WHAT IS ASKED: Your task is to locate every line holding the string "included" and to copy each of them.

--- Start PROVIDED RECORDS ---

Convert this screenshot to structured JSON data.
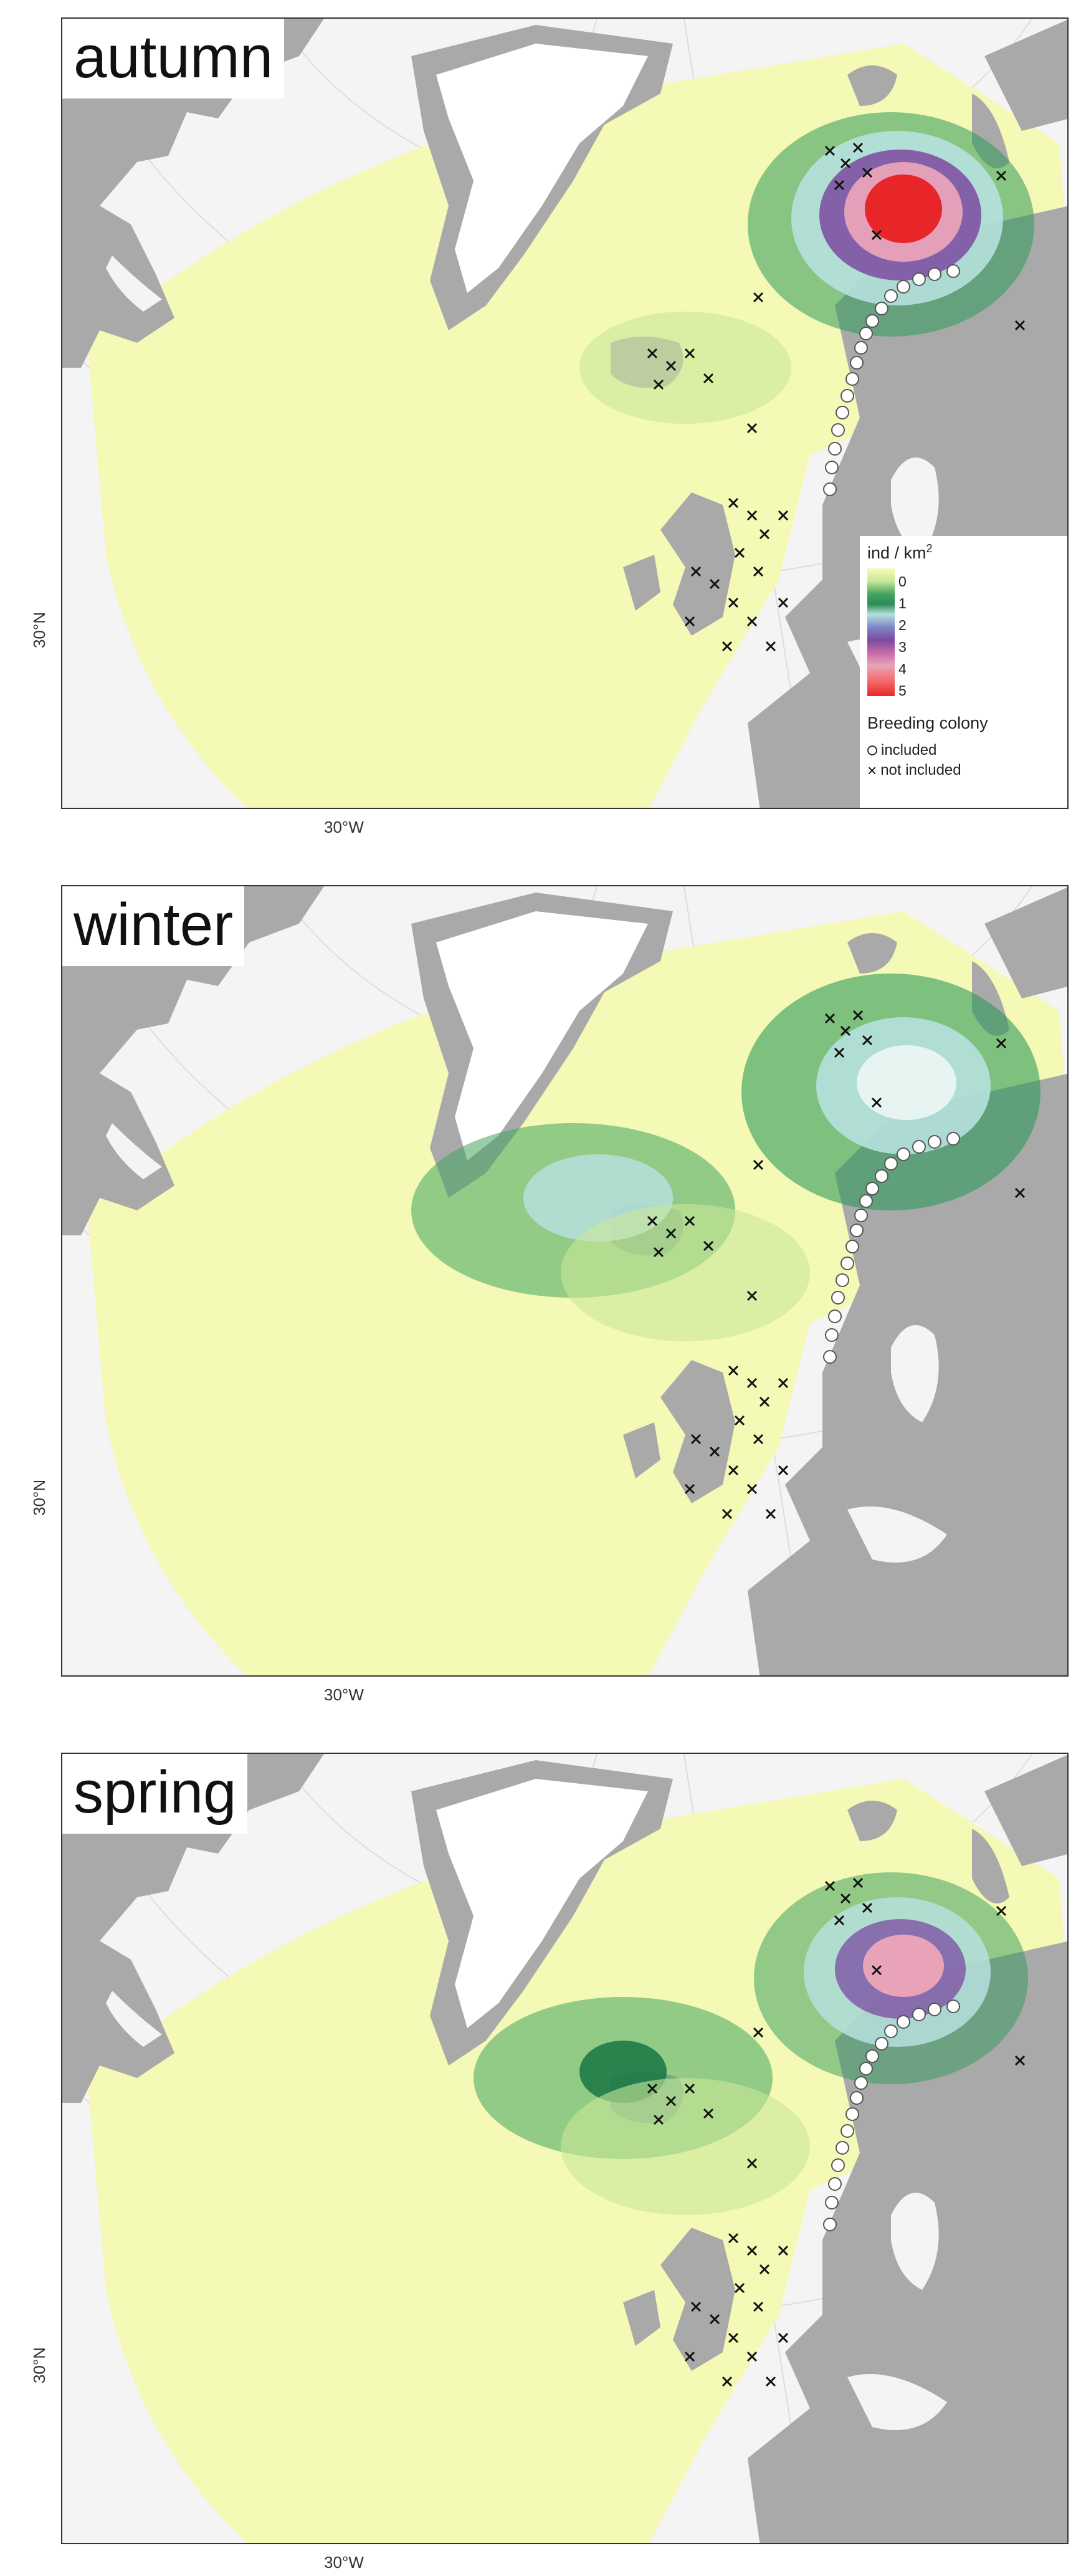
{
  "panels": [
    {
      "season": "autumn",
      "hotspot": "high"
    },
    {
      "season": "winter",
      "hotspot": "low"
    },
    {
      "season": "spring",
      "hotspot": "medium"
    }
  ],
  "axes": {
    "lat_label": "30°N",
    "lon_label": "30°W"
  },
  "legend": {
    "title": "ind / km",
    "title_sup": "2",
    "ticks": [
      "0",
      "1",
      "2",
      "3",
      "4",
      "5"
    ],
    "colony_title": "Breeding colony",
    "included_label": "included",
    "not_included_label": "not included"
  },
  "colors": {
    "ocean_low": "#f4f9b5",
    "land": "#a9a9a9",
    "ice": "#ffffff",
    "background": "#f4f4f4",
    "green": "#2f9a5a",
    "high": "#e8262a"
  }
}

--- End PROVIDED RECORDS ---
--- Start PROVIDED RECORDS ---

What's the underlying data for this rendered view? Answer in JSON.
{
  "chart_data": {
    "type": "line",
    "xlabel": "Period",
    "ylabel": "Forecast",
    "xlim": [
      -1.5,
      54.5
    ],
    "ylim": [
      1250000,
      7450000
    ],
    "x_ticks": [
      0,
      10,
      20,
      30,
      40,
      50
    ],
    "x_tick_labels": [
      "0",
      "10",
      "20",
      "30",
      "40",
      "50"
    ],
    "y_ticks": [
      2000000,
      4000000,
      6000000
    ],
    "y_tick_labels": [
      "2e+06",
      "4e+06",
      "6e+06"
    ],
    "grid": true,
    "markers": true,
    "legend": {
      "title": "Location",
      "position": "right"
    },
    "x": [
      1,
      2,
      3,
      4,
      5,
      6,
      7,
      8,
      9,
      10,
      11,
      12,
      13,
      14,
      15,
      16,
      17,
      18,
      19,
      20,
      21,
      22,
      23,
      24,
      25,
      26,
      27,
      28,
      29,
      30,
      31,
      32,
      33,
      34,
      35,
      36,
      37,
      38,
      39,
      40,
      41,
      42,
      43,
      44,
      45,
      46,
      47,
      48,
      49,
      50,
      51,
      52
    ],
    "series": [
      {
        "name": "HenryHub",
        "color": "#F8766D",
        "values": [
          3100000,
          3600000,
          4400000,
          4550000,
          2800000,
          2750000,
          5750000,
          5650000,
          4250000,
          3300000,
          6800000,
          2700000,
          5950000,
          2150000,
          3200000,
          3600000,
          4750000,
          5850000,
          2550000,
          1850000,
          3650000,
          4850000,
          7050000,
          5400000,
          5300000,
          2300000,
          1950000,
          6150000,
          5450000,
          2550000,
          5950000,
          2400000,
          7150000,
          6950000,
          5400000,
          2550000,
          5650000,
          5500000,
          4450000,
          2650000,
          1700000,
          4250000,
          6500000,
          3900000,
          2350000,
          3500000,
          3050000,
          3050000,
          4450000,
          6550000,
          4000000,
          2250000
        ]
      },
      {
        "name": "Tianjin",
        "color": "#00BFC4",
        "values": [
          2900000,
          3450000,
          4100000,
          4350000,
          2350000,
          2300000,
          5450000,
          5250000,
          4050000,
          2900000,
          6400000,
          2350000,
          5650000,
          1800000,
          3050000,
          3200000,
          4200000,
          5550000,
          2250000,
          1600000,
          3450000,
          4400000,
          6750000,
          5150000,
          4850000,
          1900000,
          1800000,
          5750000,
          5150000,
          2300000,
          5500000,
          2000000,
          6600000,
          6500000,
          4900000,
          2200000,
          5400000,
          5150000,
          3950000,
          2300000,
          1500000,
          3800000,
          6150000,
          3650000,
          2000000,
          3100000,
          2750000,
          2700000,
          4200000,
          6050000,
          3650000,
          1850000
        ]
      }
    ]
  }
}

--- End PROVIDED RECORDS ---

EXERCISE RESPONSE:
    "included_label": "included",
    "not_included_label": "not included"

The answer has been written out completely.